▶

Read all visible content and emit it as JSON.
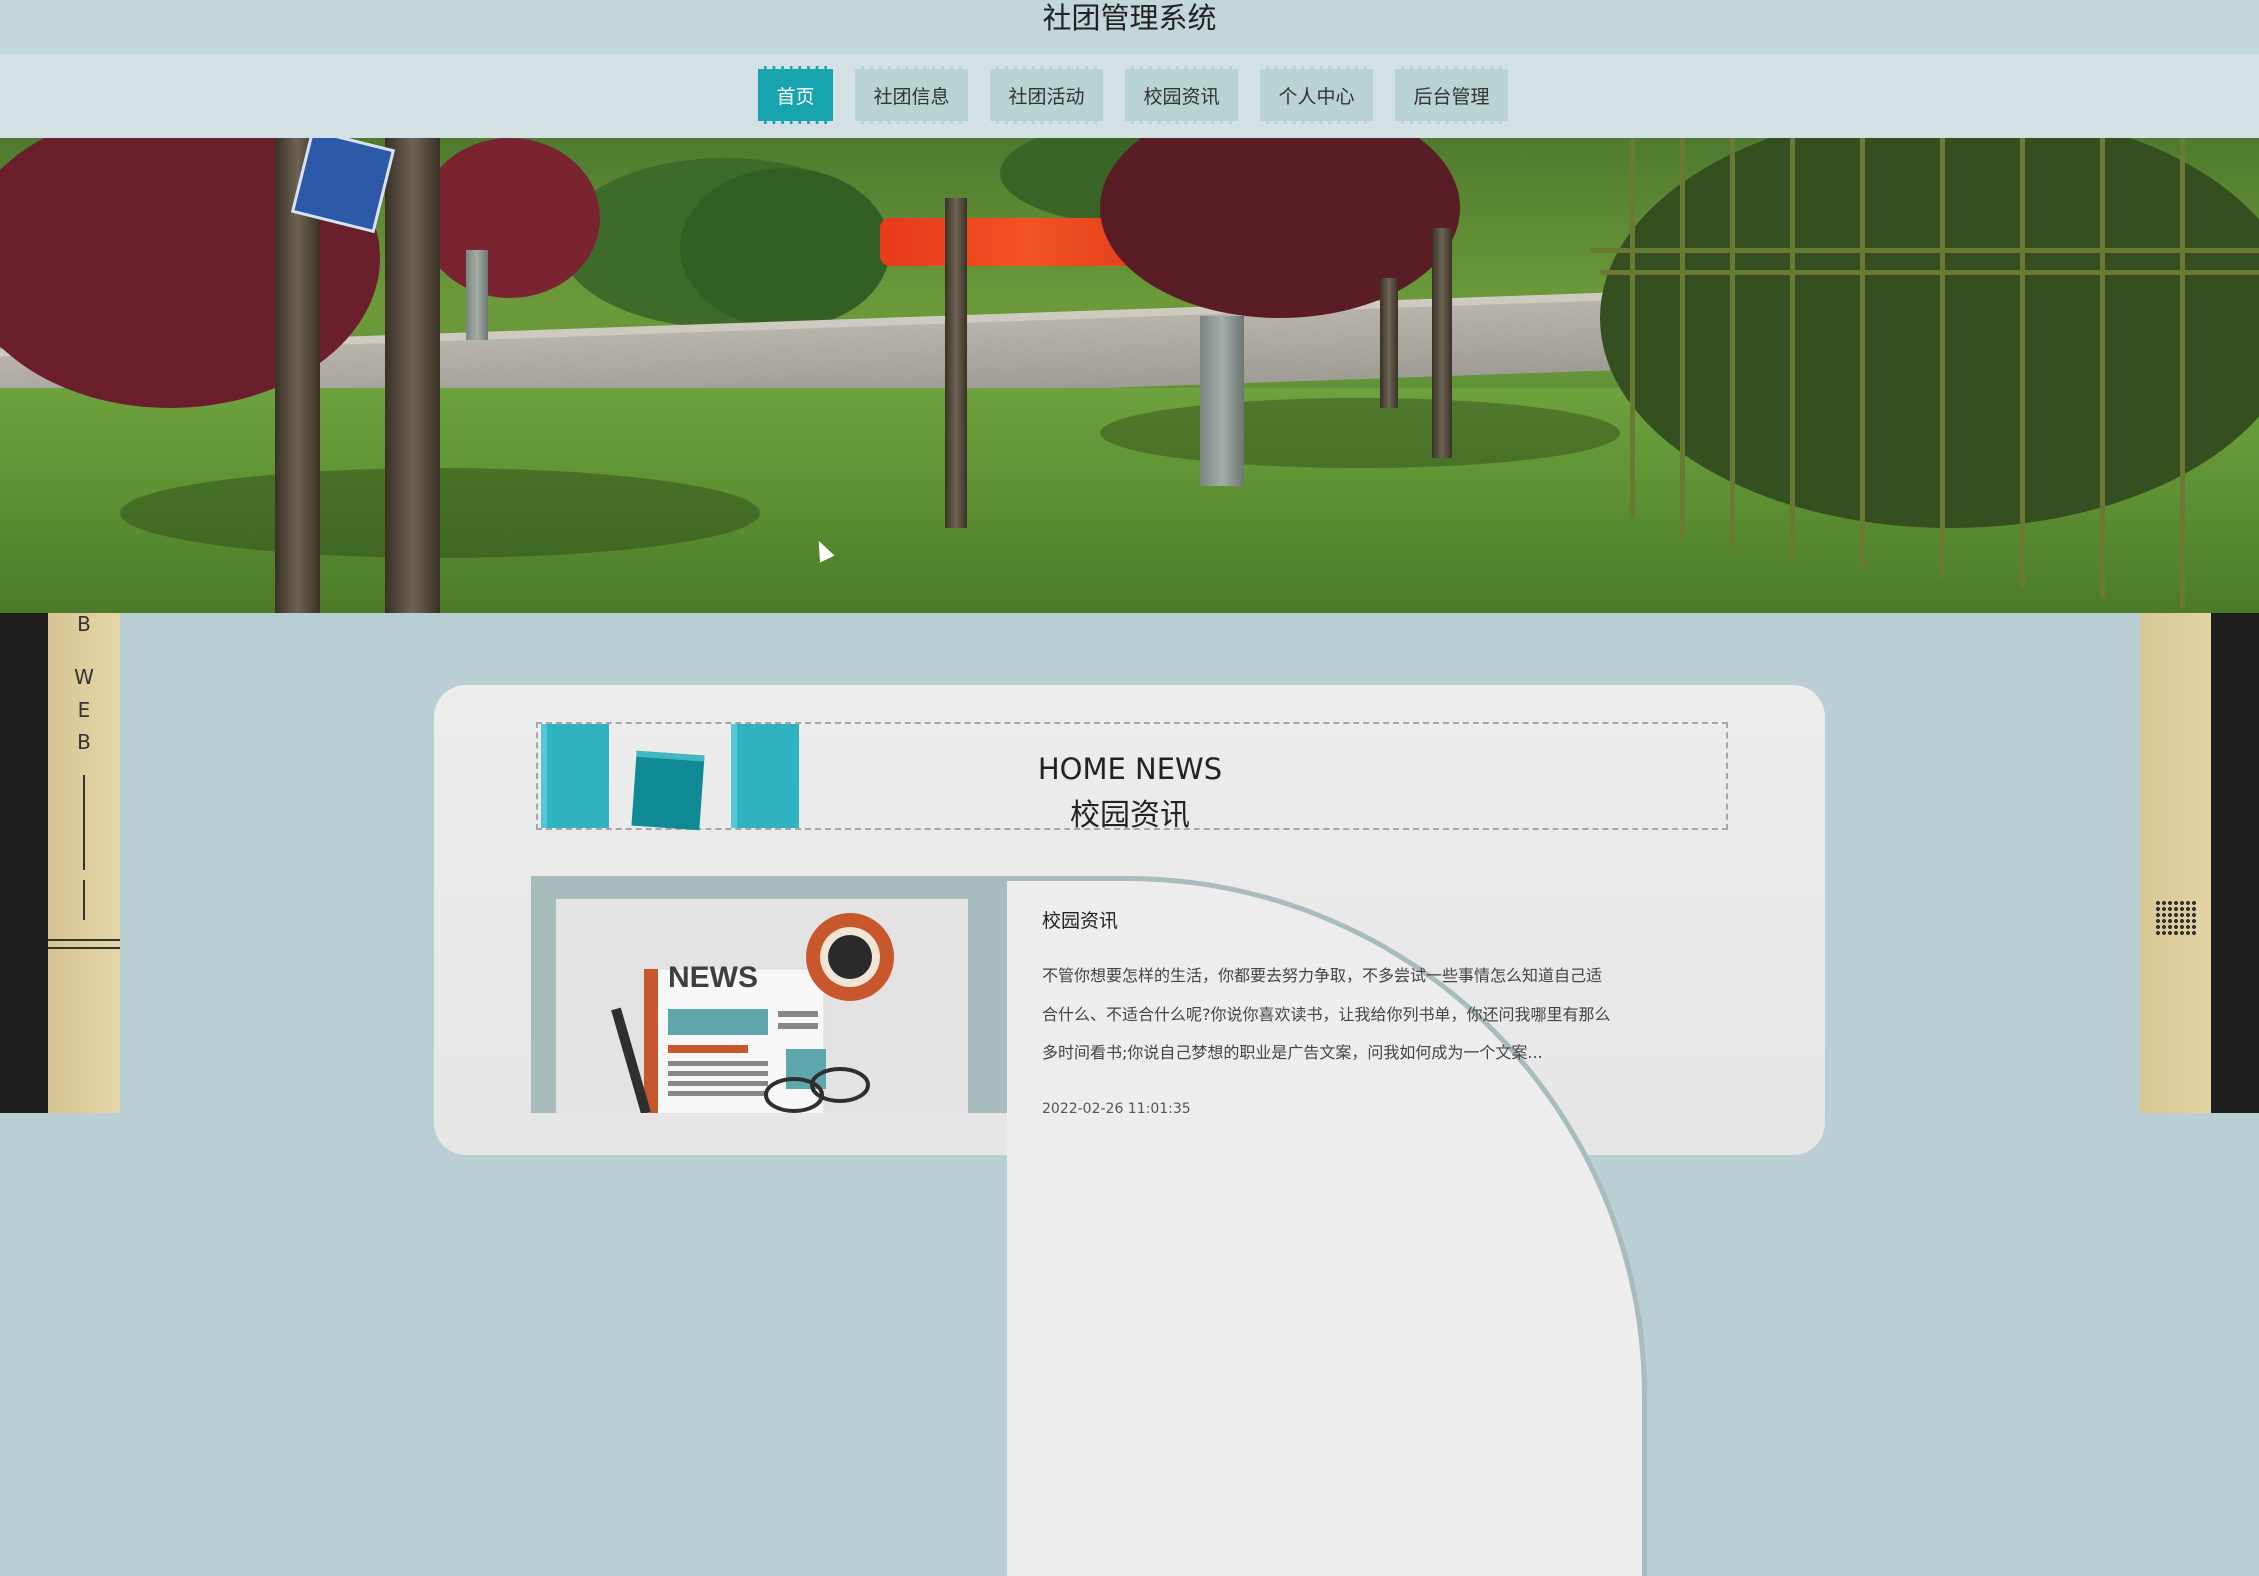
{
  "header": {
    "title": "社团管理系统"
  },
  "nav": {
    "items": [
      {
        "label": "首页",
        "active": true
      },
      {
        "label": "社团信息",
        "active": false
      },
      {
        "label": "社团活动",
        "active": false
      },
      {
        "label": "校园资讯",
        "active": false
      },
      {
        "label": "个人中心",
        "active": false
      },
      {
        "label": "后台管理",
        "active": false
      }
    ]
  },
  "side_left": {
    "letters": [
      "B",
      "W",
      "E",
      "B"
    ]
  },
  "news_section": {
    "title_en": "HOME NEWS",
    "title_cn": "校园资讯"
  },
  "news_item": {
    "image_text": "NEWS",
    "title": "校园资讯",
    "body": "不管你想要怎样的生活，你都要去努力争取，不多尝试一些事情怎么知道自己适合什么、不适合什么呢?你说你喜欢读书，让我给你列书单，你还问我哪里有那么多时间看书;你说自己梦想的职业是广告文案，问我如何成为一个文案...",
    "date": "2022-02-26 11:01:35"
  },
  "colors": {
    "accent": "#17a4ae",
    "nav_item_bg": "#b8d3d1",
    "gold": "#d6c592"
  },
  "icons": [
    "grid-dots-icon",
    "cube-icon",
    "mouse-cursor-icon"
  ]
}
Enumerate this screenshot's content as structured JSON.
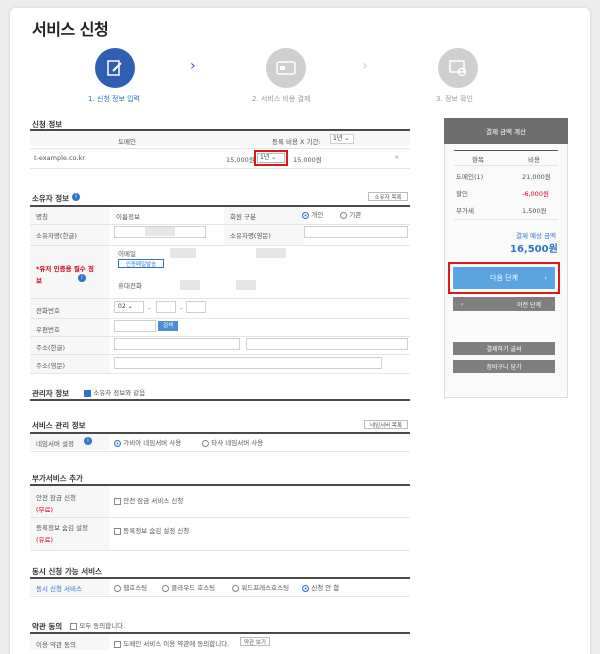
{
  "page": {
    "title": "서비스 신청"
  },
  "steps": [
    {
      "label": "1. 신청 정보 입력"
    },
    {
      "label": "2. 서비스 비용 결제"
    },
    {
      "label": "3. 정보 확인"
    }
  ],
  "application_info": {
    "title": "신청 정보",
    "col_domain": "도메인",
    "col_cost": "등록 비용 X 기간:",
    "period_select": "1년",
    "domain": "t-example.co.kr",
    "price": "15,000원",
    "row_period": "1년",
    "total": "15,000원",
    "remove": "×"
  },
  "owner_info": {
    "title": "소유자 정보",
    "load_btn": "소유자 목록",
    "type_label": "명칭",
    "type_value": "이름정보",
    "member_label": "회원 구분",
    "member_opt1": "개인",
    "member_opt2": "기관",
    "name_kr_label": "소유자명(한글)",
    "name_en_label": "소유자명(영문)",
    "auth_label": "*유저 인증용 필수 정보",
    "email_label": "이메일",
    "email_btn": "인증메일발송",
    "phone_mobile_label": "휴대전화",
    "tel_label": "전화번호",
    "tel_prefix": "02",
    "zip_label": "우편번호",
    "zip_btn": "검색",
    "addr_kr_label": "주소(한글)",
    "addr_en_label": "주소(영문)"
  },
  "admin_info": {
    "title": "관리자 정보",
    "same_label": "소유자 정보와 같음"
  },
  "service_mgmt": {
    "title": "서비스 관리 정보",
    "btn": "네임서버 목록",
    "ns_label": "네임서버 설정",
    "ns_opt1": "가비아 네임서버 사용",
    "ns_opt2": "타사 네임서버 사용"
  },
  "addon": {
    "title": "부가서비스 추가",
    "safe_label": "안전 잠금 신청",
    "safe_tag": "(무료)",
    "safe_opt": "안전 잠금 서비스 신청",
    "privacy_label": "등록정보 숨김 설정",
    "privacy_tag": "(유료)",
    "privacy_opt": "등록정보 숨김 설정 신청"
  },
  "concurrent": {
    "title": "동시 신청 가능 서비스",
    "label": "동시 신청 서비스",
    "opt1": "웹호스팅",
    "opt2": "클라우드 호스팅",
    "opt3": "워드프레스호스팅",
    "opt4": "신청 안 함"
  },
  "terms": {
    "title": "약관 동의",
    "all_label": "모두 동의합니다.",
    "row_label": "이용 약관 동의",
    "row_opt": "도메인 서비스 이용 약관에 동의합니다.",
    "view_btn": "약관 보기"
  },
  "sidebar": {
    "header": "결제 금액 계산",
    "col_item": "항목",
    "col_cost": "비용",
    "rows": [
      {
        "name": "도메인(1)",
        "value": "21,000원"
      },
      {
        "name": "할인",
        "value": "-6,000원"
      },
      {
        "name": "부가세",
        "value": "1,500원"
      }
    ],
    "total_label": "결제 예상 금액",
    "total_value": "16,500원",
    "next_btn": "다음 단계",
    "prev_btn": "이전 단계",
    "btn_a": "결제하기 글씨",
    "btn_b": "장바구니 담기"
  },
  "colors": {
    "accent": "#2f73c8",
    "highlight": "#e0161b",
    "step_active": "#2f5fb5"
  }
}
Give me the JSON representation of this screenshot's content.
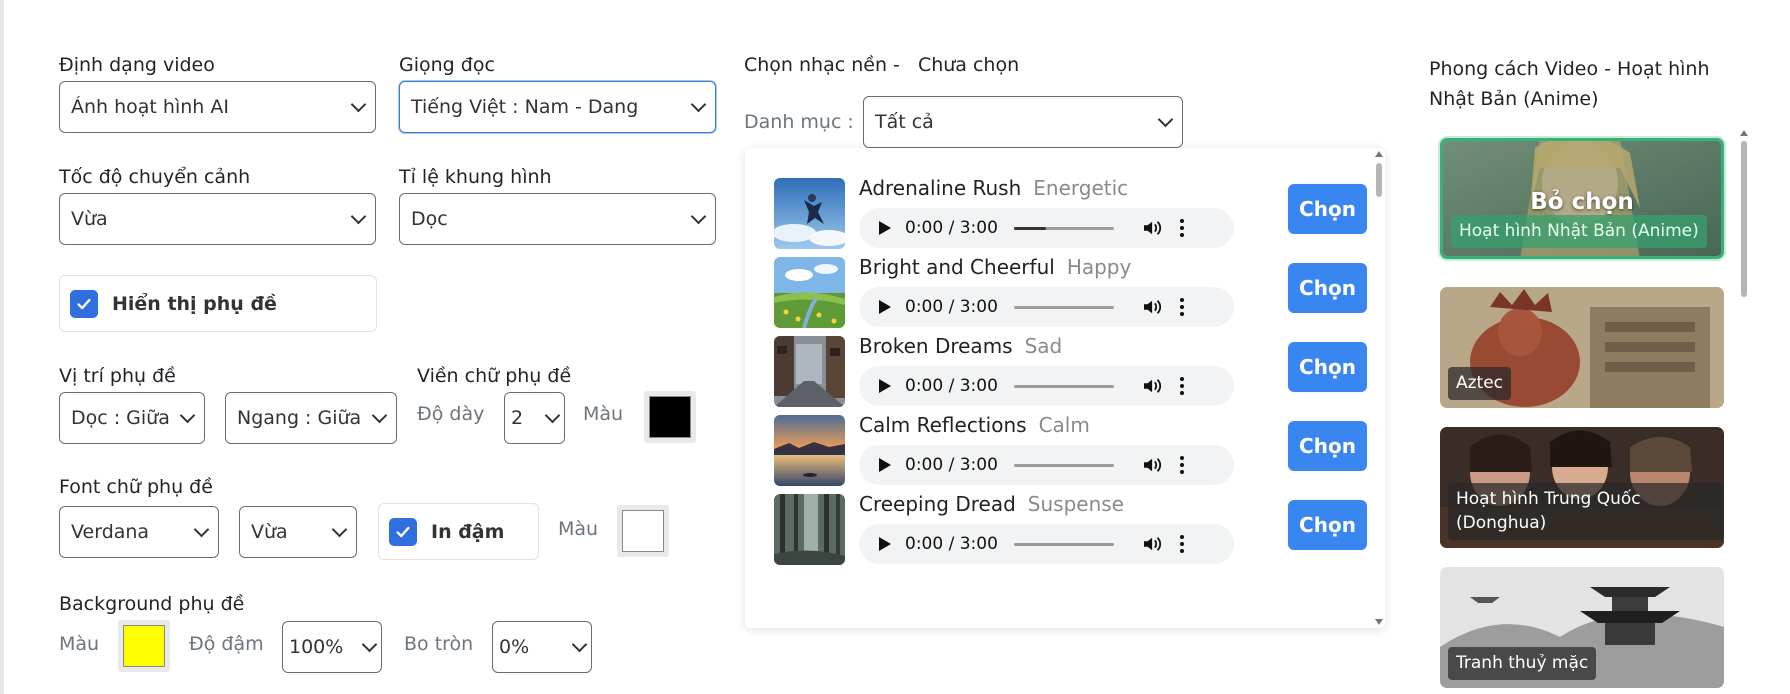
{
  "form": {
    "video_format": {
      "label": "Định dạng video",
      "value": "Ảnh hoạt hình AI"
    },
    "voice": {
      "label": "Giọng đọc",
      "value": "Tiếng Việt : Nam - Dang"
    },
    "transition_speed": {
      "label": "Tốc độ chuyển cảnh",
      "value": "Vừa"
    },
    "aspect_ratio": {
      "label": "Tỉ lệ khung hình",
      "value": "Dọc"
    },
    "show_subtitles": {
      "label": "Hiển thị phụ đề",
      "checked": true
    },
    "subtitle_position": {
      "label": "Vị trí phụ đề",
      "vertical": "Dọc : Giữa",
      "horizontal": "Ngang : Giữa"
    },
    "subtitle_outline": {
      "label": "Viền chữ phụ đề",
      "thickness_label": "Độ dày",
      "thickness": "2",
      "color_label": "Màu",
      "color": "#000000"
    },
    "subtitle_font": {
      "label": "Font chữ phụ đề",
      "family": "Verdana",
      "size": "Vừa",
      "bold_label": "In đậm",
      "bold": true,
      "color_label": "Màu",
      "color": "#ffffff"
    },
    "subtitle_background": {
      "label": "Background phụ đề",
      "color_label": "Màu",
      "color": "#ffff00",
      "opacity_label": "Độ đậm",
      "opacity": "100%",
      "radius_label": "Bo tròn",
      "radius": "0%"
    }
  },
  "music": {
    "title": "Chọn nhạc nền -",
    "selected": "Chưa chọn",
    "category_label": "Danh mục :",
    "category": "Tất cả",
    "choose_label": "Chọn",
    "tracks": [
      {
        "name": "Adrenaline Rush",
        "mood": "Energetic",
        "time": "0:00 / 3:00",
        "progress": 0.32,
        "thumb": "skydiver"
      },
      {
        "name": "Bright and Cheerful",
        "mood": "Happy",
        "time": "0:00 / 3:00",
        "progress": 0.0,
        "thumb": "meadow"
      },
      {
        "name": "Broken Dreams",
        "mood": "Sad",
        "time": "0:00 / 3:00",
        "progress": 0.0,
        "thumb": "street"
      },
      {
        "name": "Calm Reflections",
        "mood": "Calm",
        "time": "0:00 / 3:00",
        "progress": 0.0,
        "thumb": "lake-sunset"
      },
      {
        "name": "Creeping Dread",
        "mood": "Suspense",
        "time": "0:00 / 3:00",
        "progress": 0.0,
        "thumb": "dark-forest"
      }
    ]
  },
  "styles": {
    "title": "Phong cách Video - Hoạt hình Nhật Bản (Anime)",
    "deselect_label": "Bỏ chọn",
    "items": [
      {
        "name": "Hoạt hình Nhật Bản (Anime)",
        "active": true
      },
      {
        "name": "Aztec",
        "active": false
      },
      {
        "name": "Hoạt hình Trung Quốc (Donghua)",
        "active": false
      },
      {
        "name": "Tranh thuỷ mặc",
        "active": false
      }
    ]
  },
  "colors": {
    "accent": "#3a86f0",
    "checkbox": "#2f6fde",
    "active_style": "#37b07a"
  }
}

◀

[Problem]: Your answer should be a single number: the count of lines holding the word "소유자명".

[Correct answer]: 2